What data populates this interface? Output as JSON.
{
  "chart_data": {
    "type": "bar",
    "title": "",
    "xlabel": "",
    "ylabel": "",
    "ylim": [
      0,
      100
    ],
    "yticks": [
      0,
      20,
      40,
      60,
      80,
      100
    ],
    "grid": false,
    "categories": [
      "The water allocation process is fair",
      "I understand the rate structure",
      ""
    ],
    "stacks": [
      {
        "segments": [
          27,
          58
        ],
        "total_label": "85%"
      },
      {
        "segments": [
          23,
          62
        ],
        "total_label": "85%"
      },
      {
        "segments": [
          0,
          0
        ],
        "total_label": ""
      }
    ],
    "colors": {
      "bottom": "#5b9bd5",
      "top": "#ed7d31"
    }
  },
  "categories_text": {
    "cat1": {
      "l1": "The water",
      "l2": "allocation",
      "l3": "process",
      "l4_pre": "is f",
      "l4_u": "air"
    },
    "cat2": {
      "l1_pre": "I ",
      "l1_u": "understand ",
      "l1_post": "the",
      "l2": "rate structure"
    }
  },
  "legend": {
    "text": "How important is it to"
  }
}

━━━━━━━━━━━━━━━━━━━━

## SHORT TASK
Gather each line in the data that holds the string "process".

## RESULT OF THIS TASK
      "The water allocation process is fair",
      "l3": "process",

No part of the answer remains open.